═════ Supplied material ═════
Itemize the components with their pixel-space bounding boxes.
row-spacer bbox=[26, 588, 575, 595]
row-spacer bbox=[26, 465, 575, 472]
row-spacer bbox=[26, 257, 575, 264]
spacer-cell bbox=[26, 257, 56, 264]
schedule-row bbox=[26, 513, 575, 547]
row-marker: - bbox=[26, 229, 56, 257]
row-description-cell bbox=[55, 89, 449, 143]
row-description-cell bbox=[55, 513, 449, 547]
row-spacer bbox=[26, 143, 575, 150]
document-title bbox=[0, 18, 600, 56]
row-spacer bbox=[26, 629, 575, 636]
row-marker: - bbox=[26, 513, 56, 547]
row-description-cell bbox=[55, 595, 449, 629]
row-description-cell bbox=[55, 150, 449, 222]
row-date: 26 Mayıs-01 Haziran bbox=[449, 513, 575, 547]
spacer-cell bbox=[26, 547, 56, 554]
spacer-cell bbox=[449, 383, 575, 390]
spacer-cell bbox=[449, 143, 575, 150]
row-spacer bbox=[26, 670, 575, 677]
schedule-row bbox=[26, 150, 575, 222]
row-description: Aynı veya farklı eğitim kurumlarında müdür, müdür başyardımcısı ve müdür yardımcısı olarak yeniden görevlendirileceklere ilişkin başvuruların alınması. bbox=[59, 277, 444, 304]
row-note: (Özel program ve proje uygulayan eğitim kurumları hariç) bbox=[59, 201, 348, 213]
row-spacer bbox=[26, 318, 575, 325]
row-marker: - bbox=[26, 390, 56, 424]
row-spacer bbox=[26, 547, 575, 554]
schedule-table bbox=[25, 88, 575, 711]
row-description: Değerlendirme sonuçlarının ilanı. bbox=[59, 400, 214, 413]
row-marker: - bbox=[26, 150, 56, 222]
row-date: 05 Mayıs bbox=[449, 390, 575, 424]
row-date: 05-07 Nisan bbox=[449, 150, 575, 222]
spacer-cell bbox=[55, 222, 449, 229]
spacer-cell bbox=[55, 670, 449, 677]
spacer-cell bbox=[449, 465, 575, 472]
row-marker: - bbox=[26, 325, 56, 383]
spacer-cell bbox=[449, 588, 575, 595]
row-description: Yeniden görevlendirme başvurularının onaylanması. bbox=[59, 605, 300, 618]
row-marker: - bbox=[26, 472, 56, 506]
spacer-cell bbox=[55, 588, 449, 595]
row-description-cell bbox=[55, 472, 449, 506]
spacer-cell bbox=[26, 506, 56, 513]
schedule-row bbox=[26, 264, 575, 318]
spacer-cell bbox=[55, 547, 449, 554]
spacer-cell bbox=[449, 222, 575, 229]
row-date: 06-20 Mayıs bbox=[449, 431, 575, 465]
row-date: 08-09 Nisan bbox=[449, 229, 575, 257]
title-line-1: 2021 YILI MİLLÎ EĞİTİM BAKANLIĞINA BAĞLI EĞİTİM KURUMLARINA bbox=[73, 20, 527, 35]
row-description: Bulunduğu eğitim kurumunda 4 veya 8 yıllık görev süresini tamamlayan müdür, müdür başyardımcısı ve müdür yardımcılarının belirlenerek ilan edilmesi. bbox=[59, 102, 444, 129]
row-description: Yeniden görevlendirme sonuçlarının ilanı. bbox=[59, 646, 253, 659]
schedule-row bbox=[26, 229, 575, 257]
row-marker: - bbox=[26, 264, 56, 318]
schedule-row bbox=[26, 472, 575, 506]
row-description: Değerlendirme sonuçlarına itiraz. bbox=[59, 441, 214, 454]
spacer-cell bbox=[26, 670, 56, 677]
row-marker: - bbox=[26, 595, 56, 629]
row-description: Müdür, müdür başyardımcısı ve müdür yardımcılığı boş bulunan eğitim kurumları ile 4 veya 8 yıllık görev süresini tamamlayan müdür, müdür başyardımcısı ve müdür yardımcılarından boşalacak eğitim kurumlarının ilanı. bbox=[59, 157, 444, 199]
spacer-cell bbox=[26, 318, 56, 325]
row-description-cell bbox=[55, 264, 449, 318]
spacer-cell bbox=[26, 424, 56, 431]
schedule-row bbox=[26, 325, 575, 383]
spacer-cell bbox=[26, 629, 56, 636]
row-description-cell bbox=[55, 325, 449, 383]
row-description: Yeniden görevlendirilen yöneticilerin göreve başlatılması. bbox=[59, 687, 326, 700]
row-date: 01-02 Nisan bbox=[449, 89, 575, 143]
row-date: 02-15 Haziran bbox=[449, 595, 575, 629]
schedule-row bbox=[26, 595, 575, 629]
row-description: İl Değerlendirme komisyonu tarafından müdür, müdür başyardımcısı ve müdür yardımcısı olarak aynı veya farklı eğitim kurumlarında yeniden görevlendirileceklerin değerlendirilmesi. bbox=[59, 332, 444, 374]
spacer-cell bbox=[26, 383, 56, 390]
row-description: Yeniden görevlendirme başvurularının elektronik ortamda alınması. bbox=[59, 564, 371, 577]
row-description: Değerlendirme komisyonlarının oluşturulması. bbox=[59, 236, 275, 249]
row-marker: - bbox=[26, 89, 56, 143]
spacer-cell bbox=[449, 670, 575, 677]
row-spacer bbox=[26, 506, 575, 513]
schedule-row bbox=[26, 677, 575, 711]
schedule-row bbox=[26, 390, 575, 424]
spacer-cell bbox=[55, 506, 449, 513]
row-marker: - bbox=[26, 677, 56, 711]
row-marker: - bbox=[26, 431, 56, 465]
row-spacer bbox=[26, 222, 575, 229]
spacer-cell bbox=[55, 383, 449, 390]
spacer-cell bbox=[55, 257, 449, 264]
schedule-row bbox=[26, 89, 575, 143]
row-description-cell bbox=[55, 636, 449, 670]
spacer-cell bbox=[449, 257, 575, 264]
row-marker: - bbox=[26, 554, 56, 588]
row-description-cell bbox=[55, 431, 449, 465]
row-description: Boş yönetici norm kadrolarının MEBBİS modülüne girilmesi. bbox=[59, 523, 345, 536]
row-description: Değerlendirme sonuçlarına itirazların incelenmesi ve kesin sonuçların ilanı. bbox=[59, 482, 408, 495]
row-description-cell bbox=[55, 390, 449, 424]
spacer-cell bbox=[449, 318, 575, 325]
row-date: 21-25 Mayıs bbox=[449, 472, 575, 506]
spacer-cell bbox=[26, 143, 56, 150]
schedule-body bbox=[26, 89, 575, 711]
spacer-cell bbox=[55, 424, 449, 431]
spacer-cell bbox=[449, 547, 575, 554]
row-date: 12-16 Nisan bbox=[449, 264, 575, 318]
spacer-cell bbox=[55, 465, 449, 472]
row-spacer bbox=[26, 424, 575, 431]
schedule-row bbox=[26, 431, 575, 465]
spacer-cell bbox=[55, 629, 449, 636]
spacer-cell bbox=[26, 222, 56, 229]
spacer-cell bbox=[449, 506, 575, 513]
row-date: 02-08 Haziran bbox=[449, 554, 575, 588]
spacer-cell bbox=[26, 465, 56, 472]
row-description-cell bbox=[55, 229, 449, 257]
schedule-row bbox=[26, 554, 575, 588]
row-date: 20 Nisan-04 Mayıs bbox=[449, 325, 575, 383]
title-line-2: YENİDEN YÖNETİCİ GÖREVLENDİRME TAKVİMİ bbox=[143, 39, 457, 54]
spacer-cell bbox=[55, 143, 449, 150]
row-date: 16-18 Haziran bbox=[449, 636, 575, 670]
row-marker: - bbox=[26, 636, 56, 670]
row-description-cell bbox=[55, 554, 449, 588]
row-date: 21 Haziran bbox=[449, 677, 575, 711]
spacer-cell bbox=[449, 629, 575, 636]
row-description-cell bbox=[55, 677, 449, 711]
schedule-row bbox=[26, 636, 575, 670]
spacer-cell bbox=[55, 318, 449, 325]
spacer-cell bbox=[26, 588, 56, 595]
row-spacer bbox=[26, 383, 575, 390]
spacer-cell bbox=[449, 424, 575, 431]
═════
◆ The problem
Copy out the data above with each "row-marker" renamed to "row-bullet". Leave every other character unchanged.

◆ In response
Itemize the components with their pixel-space bounding boxes.
row-spacer bbox=[26, 588, 575, 595]
row-spacer bbox=[26, 465, 575, 472]
row-spacer bbox=[26, 257, 575, 264]
spacer-cell bbox=[26, 257, 56, 264]
schedule-row bbox=[26, 513, 575, 547]
row-bullet: - bbox=[26, 229, 56, 257]
row-description-cell bbox=[55, 89, 449, 143]
row-description-cell bbox=[55, 513, 449, 547]
row-spacer bbox=[26, 143, 575, 150]
document-title bbox=[0, 18, 600, 56]
row-spacer bbox=[26, 629, 575, 636]
row-bullet: - bbox=[26, 513, 56, 547]
row-description-cell bbox=[55, 595, 449, 629]
row-description-cell bbox=[55, 150, 449, 222]
row-date: 26 Mayıs-01 Haziran bbox=[449, 513, 575, 547]
spacer-cell bbox=[26, 547, 56, 554]
spacer-cell bbox=[449, 383, 575, 390]
spacer-cell bbox=[449, 143, 575, 150]
row-spacer bbox=[26, 670, 575, 677]
schedule-row bbox=[26, 150, 575, 222]
row-description: Aynı veya farklı eğitim kurumlarında müdür, müdür başyardımcısı ve müdür yardımcısı olarak yeniden görevlendirileceklere ilişkin başvuruların alınması. bbox=[59, 277, 444, 304]
row-note: (Özel program ve proje uygulayan eğitim kurumları hariç) bbox=[59, 201, 348, 213]
row-spacer bbox=[26, 318, 575, 325]
row-bullet: - bbox=[26, 390, 56, 424]
row-spacer bbox=[26, 547, 575, 554]
schedule-table bbox=[25, 88, 575, 711]
row-description: Değerlendirme sonuçlarının ilanı. bbox=[59, 400, 214, 413]
row-bullet: - bbox=[26, 150, 56, 222]
row-date: 05 Mayıs bbox=[449, 390, 575, 424]
row-date: 05-07 Nisan bbox=[449, 150, 575, 222]
spacer-cell bbox=[55, 222, 449, 229]
spacer-cell bbox=[55, 670, 449, 677]
spacer-cell bbox=[449, 465, 575, 472]
row-bullet: - bbox=[26, 325, 56, 383]
spacer-cell bbox=[449, 588, 575, 595]
row-description: Yeniden görevlendirme başvurularının onaylanması. bbox=[59, 605, 300, 618]
row-bullet: - bbox=[26, 472, 56, 506]
spacer-cell bbox=[55, 588, 449, 595]
row-description-cell bbox=[55, 472, 449, 506]
spacer-cell bbox=[26, 506, 56, 513]
schedule-row bbox=[26, 264, 575, 318]
spacer-cell bbox=[55, 547, 449, 554]
spacer-cell bbox=[449, 222, 575, 229]
row-date: 06-20 Mayıs bbox=[449, 431, 575, 465]
row-date: 08-09 Nisan bbox=[449, 229, 575, 257]
title-line-1: 2021 YILI MİLLÎ EĞİTİM BAKANLIĞINA BAĞLI EĞİTİM KURUMLARINA bbox=[73, 20, 527, 35]
row-description: Bulunduğu eğitim kurumunda 4 veya 8 yıllık görev süresini tamamlayan müdür, müdür başyardımcısı ve müdür yardımcılarının belirlenerek ilan edilmesi. bbox=[59, 102, 444, 129]
row-description: Yeniden görevlendirme sonuçlarının ilanı. bbox=[59, 646, 253, 659]
schedule-row bbox=[26, 229, 575, 257]
row-bullet: - bbox=[26, 264, 56, 318]
schedule-row bbox=[26, 472, 575, 506]
row-description: Değerlendirme sonuçlarına itiraz. bbox=[59, 441, 214, 454]
spacer-cell bbox=[26, 670, 56, 677]
row-bullet: - bbox=[26, 595, 56, 629]
row-description: Müdür, müdür başyardımcısı ve müdür yardımcılığı boş bulunan eğitim kurumları ile 4 veya 8 yıllık görev süresini tamamlayan müdür, müdür başyardımcısı ve müdür yardımcılarından boşalacak eğitim kurumlarının ilanı. bbox=[59, 157, 444, 199]
spacer-cell bbox=[26, 318, 56, 325]
row-description-cell bbox=[55, 264, 449, 318]
spacer-cell bbox=[26, 424, 56, 431]
schedule-row bbox=[26, 325, 575, 383]
spacer-cell bbox=[26, 629, 56, 636]
row-description-cell bbox=[55, 325, 449, 383]
row-description: Yeniden görevlendirilen yöneticilerin göreve başlatılması. bbox=[59, 687, 326, 700]
row-date: 01-02 Nisan bbox=[449, 89, 575, 143]
row-date: 02-15 Haziran bbox=[449, 595, 575, 629]
schedule-row bbox=[26, 595, 575, 629]
row-description: İl Değerlendirme komisyonu tarafından müdür, müdür başyardımcısı ve müdür yardımcısı olarak aynı veya farklı eğitim kurumlarında yeniden görevlendirileceklerin değerlendirilmesi. bbox=[59, 332, 444, 374]
spacer-cell bbox=[26, 383, 56, 390]
row-description: Yeniden görevlendirme başvurularının elektronik ortamda alınması. bbox=[59, 564, 371, 577]
row-description: Değerlendirme komisyonlarının oluşturulması. bbox=[59, 236, 275, 249]
row-bullet: - bbox=[26, 89, 56, 143]
spacer-cell bbox=[449, 670, 575, 677]
row-spacer bbox=[26, 506, 575, 513]
schedule-row bbox=[26, 677, 575, 711]
schedule-row bbox=[26, 390, 575, 424]
spacer-cell bbox=[55, 506, 449, 513]
row-bullet: - bbox=[26, 677, 56, 711]
row-bullet: - bbox=[26, 431, 56, 465]
row-spacer bbox=[26, 222, 575, 229]
spacer-cell bbox=[55, 383, 449, 390]
spacer-cell bbox=[55, 257, 449, 264]
schedule-row bbox=[26, 89, 575, 143]
row-description-cell bbox=[55, 636, 449, 670]
spacer-cell bbox=[449, 257, 575, 264]
row-bullet: - bbox=[26, 554, 56, 588]
row-description-cell bbox=[55, 431, 449, 465]
row-description: Boş yönetici norm kadrolarının MEBBİS modülüne girilmesi. bbox=[59, 523, 345, 536]
row-description: Değerlendirme sonuçlarına itirazların incelenmesi ve kesin sonuçların ilanı. bbox=[59, 482, 408, 495]
row-description-cell bbox=[55, 390, 449, 424]
spacer-cell bbox=[449, 318, 575, 325]
row-date: 21-25 Mayıs bbox=[449, 472, 575, 506]
spacer-cell bbox=[26, 143, 56, 150]
schedule-body bbox=[26, 89, 575, 711]
spacer-cell bbox=[55, 424, 449, 431]
spacer-cell bbox=[449, 547, 575, 554]
row-date: 12-16 Nisan bbox=[449, 264, 575, 318]
spacer-cell bbox=[55, 465, 449, 472]
row-spacer bbox=[26, 424, 575, 431]
schedule-row bbox=[26, 431, 575, 465]
spacer-cell bbox=[55, 629, 449, 636]
spacer-cell bbox=[26, 222, 56, 229]
spacer-cell bbox=[449, 506, 575, 513]
row-date: 02-08 Haziran bbox=[449, 554, 575, 588]
spacer-cell bbox=[26, 465, 56, 472]
row-description-cell bbox=[55, 229, 449, 257]
schedule-row bbox=[26, 554, 575, 588]
row-date: 20 Nisan-04 Mayıs bbox=[449, 325, 575, 383]
title-line-2: YENİDEN YÖNETİCİ GÖREVLENDİRME TAKVİMİ bbox=[143, 39, 457, 54]
spacer-cell bbox=[55, 143, 449, 150]
row-date: 16-18 Haziran bbox=[449, 636, 575, 670]
row-bullet: - bbox=[26, 636, 56, 670]
row-description-cell bbox=[55, 554, 449, 588]
row-date: 21 Haziran bbox=[449, 677, 575, 711]
spacer-cell bbox=[449, 629, 575, 636]
row-description-cell bbox=[55, 677, 449, 711]
schedule-row bbox=[26, 636, 575, 670]
spacer-cell bbox=[55, 318, 449, 325]
spacer-cell bbox=[26, 588, 56, 595]
row-spacer bbox=[26, 383, 575, 390]
spacer-cell bbox=[449, 424, 575, 431]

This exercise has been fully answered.